Work instructions
Repeat the listing in full. Nothing may be added or left out.

Exercise materials

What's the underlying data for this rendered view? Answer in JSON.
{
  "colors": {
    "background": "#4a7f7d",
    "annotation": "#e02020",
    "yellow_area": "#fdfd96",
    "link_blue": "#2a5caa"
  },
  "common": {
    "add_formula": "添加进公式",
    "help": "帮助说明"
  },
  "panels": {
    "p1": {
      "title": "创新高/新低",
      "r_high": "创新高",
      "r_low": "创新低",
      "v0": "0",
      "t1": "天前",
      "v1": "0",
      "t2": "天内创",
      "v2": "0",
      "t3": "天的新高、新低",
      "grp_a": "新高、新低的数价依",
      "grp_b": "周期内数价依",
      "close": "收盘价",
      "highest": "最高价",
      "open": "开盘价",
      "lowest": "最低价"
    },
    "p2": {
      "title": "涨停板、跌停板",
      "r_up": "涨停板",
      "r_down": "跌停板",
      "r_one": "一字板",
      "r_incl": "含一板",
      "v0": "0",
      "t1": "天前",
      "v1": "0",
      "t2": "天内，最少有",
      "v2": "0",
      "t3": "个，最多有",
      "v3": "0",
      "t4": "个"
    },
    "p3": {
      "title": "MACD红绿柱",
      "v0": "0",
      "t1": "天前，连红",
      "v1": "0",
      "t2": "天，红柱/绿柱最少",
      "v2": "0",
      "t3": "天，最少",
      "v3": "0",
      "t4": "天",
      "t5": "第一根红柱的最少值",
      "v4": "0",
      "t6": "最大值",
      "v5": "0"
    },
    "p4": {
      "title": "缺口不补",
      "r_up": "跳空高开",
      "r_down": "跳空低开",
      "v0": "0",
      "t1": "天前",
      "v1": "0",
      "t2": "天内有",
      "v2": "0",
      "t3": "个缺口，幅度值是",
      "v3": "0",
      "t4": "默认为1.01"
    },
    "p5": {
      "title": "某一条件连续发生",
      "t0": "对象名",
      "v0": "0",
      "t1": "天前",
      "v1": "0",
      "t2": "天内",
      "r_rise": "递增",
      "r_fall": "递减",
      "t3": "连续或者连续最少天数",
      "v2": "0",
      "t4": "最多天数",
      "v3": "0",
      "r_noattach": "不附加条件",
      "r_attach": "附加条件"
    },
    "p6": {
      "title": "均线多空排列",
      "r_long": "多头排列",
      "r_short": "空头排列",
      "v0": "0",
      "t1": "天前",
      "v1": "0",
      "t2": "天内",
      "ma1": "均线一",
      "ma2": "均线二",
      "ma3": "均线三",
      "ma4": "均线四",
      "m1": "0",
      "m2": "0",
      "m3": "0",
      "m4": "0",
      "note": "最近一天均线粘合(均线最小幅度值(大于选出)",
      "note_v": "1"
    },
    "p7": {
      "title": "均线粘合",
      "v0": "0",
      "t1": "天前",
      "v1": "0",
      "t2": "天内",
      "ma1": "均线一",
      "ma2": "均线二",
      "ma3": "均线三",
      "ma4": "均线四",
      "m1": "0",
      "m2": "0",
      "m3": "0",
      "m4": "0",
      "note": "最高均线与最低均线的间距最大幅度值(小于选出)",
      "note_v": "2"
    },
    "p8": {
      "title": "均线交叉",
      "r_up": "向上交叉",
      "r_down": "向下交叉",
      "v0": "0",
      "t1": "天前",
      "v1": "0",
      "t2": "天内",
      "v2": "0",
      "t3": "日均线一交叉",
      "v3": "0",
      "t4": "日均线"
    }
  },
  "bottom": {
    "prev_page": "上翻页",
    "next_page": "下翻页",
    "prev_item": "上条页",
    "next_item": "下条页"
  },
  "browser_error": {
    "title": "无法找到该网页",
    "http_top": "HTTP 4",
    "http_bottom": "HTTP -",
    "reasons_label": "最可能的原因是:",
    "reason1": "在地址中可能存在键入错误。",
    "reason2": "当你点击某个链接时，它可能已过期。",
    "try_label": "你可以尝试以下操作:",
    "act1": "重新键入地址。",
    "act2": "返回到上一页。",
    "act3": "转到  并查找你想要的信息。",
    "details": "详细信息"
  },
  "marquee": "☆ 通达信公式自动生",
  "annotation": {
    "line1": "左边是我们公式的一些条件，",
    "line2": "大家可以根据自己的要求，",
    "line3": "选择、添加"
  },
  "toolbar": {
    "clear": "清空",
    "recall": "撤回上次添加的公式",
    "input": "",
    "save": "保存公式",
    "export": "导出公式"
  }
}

Result
What's the underlying data for this rendered view? Answer in JSON.
{
  "colors": {
    "background": "#4a7f7d",
    "annotation": "#e02020",
    "yellow_area": "#fdfd96",
    "link_blue": "#2a5caa"
  },
  "common": {
    "add_formula": "添加进公式",
    "help": "帮助说明"
  },
  "panels": {
    "p1": {
      "title": "创新高/新低",
      "r_high": "创新高",
      "r_low": "创新低",
      "v0": "0",
      "t1": "天前",
      "v1": "0",
      "t2": "天内创",
      "v2": "0",
      "t3": "天的新高、新低",
      "grp_a": "新高、新低的数价依",
      "grp_b": "周期内数价依",
      "close": "收盘价",
      "highest": "最高价",
      "open": "开盘价",
      "lowest": "最低价"
    },
    "p2": {
      "title": "涨停板、跌停板",
      "r_up": "涨停板",
      "r_down": "跌停板",
      "r_one": "一字板",
      "r_incl": "含一板",
      "v0": "0",
      "t1": "天前",
      "v1": "0",
      "t2": "天内，最少有",
      "v2": "0",
      "t3": "个，最多有",
      "v3": "0",
      "t4": "个"
    },
    "p3": {
      "title": "MACD红绿柱",
      "v0": "0",
      "t1": "天前，连红",
      "v1": "0",
      "t2": "天，红柱/绿柱最少",
      "v2": "0",
      "t3": "天，最少",
      "v3": "0",
      "t4": "天",
      "t5": "第一根红柱的最少值",
      "v4": "0",
      "t6": "最大值",
      "v5": "0"
    },
    "p4": {
      "title": "缺口不补",
      "r_up": "跳空高开",
      "r_down": "跳空低开",
      "v0": "0",
      "t1": "天前",
      "v1": "0",
      "t2": "天内有",
      "v2": "0",
      "t3": "个缺口，幅度值是",
      "v3": "0",
      "t4": "默认为1.01"
    },
    "p5": {
      "title": "某一条件连续发生",
      "t0": "对象名",
      "v0": "0",
      "t1": "天前",
      "v1": "0",
      "t2": "天内",
      "r_rise": "递增",
      "r_fall": "递减",
      "t3": "连续或者连续最少天数",
      "v2": "0",
      "t4": "最多天数",
      "v3": "0",
      "r_noattach": "不附加条件",
      "r_attach": "附加条件"
    },
    "p6": {
      "title": "均线多空排列",
      "r_long": "多头排列",
      "r_short": "空头排列",
      "v0": "0",
      "t1": "天前",
      "v1": "0",
      "t2": "天内",
      "ma1": "均线一",
      "ma2": "均线二",
      "ma3": "均线三",
      "ma4": "均线四",
      "m1": "0",
      "m2": "0",
      "m3": "0",
      "m4": "0",
      "note": "最近一天均线粘合(均线最小幅度值(大于选出)",
      "note_v": "1"
    },
    "p7": {
      "title": "均线粘合",
      "v0": "0",
      "t1": "天前",
      "v1": "0",
      "t2": "天内",
      "ma1": "均线一",
      "ma2": "均线二",
      "ma3": "均线三",
      "ma4": "均线四",
      "m1": "0",
      "m2": "0",
      "m3": "0",
      "m4": "0",
      "note": "最高均线与最低均线的间距最大幅度值(小于选出)",
      "note_v": "2"
    },
    "p8": {
      "title": "均线交叉",
      "r_up": "向上交叉",
      "r_down": "向下交叉",
      "v0": "0",
      "t1": "天前",
      "v1": "0",
      "t2": "天内",
      "v2": "0",
      "t3": "日均线一交叉",
      "v3": "0",
      "t4": "日均线"
    }
  },
  "bottom": {
    "prev_page": "上翻页",
    "next_page": "下翻页",
    "prev_item": "上条页",
    "next_item": "下条页"
  },
  "browser_error": {
    "title": "无法找到该网页",
    "http_top": "HTTP 4",
    "http_bottom": "HTTP -",
    "reasons_label": "最可能的原因是:",
    "reason1": "在地址中可能存在键入错误。",
    "reason2": "当你点击某个链接时，它可能已过期。",
    "try_label": "你可以尝试以下操作:",
    "act1": "重新键入地址。",
    "act2": "返回到上一页。",
    "act3": "转到  并查找你想要的信息。",
    "details": "详细信息"
  },
  "marquee": "☆ 通达信公式自动生",
  "annotation": {
    "line1": "左边是我们公式的一些条件，",
    "line2": "大家可以根据自己的要求，",
    "line3": "选择、添加"
  },
  "toolbar": {
    "clear": "清空",
    "recall": "撤回上次添加的公式",
    "input": "",
    "save": "保存公式",
    "export": "导出公式"
  }
}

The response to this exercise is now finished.